--- begin Records for the exercise ---

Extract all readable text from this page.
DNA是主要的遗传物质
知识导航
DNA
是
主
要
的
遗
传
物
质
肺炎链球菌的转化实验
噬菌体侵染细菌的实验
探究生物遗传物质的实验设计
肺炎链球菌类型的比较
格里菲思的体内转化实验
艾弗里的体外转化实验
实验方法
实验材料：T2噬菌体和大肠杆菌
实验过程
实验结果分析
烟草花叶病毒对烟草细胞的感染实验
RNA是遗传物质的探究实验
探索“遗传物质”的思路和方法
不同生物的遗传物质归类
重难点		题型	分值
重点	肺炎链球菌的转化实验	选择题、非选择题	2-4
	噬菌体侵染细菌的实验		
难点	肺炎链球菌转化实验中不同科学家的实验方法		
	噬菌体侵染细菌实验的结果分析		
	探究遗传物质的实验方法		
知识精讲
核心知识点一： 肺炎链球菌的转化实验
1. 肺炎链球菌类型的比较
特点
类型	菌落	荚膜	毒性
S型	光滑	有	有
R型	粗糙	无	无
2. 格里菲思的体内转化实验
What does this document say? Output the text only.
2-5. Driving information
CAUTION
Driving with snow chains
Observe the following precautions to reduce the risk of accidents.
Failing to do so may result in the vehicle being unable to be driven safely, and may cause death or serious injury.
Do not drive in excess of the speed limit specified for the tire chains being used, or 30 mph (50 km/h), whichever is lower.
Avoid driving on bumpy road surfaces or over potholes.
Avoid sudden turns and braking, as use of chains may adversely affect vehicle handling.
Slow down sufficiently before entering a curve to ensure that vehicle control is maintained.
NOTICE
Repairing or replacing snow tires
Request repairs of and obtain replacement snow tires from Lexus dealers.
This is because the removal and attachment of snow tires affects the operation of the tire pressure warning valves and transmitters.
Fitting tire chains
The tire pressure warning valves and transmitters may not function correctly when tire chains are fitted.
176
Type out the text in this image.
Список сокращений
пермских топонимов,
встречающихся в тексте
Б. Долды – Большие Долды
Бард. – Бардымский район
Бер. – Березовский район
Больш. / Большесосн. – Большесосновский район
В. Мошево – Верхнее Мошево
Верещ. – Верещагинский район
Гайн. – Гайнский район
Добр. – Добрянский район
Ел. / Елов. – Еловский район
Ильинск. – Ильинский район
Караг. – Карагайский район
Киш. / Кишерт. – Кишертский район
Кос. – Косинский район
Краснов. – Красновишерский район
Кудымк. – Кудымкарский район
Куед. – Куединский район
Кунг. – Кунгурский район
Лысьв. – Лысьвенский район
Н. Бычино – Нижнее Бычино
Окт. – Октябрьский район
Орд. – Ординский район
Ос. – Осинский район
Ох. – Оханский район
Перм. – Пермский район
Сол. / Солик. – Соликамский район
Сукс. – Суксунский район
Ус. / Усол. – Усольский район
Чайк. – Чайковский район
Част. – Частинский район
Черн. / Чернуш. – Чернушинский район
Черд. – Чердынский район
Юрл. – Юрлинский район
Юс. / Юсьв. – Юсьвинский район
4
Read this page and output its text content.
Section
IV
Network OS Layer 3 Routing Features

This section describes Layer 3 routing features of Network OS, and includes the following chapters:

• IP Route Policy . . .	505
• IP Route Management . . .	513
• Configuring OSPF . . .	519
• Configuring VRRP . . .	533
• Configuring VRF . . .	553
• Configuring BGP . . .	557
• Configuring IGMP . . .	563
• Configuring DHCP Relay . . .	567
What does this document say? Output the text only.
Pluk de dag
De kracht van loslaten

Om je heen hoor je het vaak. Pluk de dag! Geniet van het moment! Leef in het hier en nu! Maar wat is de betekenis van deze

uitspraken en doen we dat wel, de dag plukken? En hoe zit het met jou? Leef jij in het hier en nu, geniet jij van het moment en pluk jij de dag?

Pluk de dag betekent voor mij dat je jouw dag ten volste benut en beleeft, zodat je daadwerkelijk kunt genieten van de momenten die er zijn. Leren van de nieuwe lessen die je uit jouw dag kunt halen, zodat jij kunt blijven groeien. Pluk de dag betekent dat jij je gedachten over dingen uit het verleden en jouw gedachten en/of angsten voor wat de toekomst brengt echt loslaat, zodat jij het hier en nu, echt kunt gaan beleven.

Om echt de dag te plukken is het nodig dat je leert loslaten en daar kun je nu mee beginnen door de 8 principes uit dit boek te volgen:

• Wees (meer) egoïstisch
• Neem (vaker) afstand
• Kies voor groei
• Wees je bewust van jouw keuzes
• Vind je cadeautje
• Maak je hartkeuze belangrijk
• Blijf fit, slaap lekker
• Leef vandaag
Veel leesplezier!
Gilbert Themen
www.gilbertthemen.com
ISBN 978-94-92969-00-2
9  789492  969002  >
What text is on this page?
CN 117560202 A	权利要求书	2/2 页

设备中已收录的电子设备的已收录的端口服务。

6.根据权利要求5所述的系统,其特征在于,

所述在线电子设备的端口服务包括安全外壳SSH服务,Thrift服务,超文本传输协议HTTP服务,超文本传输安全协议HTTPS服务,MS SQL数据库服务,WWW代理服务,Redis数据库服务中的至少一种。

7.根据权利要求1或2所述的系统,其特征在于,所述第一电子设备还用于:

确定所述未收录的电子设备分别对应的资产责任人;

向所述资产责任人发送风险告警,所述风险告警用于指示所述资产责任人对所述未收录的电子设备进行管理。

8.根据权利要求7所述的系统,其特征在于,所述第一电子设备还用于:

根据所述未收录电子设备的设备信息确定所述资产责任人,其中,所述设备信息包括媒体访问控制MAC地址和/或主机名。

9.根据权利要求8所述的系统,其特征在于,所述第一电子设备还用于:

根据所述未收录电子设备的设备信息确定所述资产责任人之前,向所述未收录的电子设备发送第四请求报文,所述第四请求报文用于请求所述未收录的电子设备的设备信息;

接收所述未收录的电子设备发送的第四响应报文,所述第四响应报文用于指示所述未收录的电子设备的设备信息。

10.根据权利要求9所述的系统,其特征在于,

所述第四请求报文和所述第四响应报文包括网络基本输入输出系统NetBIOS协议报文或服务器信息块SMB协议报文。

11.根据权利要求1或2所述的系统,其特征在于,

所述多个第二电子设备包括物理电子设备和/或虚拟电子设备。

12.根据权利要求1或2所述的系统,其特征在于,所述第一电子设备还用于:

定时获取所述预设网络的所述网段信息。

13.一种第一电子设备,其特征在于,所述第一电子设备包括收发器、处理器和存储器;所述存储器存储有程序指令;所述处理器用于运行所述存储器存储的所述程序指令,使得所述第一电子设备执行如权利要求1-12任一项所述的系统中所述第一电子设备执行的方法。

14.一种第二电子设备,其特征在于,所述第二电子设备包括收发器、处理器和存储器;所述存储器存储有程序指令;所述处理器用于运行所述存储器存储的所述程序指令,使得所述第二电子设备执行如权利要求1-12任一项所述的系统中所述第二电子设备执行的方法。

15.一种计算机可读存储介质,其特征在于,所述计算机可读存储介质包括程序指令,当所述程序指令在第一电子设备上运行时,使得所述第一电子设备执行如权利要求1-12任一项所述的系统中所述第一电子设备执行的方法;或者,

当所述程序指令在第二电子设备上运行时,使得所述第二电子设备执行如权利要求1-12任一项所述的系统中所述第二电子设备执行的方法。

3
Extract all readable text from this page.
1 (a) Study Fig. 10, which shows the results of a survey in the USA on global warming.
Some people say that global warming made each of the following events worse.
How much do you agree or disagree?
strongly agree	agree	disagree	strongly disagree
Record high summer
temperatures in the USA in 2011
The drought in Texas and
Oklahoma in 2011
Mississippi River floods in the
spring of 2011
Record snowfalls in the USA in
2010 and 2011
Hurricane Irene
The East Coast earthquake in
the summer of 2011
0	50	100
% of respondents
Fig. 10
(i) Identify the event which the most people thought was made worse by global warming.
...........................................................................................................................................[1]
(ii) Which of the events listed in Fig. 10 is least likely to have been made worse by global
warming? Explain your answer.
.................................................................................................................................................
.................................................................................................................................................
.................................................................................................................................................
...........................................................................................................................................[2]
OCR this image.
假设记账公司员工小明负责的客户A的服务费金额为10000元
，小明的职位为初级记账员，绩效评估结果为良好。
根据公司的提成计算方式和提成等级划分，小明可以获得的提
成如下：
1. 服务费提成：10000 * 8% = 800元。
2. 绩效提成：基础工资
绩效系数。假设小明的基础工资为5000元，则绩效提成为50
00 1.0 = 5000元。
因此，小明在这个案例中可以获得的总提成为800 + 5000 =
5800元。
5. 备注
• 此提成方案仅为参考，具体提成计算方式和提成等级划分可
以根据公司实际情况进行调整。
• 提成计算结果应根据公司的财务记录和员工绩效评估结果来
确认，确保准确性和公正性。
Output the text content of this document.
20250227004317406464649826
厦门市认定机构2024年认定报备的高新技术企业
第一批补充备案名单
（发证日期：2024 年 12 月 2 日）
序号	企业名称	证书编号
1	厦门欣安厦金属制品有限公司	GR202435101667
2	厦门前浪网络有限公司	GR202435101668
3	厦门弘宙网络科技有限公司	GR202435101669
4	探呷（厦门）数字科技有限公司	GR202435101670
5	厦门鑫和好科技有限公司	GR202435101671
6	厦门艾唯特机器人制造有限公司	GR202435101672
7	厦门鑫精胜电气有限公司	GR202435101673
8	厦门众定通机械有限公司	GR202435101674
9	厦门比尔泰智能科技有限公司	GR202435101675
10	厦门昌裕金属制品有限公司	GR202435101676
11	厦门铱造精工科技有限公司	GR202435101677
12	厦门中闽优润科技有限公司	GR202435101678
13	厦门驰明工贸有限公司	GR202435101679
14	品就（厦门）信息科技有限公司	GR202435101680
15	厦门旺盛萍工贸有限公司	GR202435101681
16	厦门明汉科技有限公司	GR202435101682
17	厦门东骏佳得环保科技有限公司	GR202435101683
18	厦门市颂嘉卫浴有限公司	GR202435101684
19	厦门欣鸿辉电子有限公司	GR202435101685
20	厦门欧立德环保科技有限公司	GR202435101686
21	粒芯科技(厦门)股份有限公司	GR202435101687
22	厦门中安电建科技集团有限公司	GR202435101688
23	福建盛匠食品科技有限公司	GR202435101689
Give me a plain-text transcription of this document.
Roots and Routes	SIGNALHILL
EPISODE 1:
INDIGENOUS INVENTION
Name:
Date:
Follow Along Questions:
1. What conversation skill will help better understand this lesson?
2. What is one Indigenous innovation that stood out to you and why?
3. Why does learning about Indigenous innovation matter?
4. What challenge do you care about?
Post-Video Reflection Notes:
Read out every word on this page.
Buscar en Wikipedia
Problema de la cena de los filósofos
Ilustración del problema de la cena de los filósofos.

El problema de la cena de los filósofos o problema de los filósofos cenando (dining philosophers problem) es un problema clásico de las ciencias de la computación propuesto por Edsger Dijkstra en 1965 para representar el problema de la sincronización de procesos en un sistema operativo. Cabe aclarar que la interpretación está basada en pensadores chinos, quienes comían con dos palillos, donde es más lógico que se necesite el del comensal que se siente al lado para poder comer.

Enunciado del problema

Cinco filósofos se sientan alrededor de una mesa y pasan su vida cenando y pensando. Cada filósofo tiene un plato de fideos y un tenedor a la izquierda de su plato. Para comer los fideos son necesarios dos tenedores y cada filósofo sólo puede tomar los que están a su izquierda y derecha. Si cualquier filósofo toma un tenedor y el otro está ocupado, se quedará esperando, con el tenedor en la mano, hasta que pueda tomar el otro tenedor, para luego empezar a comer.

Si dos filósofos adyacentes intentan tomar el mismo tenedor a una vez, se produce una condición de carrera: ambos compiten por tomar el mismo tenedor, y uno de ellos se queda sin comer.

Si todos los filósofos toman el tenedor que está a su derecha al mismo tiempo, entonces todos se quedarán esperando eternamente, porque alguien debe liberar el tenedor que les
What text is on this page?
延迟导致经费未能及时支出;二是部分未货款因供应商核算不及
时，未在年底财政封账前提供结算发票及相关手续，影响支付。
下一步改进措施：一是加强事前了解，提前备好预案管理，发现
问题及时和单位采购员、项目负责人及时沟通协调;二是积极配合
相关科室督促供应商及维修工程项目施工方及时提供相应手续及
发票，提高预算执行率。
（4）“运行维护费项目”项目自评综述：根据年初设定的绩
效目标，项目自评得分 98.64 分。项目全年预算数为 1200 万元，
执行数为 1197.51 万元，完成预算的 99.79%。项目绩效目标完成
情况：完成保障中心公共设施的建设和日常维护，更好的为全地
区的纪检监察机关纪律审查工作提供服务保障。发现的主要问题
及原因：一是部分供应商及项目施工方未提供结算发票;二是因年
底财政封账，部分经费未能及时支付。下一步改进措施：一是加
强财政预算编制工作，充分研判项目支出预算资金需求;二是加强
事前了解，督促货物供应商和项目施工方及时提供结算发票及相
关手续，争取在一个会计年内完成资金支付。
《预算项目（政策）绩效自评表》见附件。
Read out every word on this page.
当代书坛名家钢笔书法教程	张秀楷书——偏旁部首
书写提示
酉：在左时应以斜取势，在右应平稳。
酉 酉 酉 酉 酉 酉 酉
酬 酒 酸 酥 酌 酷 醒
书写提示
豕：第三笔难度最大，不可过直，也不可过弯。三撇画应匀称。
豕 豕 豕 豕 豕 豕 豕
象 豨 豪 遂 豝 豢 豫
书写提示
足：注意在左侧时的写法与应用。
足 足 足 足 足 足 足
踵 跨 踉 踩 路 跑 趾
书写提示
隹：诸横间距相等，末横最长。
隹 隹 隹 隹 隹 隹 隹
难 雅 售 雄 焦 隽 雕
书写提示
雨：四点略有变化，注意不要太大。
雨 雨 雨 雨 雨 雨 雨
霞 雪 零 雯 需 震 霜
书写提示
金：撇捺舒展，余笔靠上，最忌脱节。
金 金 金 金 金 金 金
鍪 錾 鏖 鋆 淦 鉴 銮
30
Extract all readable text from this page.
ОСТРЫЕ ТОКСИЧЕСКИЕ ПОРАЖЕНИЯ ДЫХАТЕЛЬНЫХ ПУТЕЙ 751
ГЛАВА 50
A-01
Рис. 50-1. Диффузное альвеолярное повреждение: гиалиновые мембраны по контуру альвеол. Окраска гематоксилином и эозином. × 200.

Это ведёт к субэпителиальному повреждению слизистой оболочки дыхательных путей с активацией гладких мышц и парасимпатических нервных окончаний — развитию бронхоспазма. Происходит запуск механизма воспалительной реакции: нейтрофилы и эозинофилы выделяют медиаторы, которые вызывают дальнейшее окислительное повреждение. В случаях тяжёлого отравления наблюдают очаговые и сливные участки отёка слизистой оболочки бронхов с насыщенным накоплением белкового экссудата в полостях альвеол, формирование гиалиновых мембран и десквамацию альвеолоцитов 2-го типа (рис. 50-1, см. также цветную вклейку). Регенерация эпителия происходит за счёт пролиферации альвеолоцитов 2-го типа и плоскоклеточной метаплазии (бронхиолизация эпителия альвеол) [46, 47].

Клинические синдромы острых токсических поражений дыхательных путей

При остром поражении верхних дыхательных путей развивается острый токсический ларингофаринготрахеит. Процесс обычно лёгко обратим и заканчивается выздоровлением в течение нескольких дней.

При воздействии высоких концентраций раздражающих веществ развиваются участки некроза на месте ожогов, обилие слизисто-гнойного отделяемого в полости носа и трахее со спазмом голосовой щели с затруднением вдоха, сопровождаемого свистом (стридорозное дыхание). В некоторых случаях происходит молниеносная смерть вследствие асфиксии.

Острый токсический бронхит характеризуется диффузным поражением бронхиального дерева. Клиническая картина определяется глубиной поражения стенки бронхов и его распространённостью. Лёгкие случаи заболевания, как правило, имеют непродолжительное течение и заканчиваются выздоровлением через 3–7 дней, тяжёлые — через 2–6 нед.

--- end Records for the exercise ---

### Problem description
Wherever a line in the data above holds "течение", copy that line.

### Task output
При остром поражении верхних дыхательных путей развивается острый токсический ларингофаринготрахеит. Процесс обычно лёгко обратим и заканчивается выздоровлением в течение нескольких дней.
Острый токсический бронхит характеризуется диффузным поражением бронхиального дерева. Клиническая картина определяется глубиной поражения стенки бронхов и его распространённостью. Лёгкие случаи заболевания, как правило, имеют непродолжительное течение и заканчиваются выздоровлением через 3–7 дней, тяжёлые — через 2–6 нед.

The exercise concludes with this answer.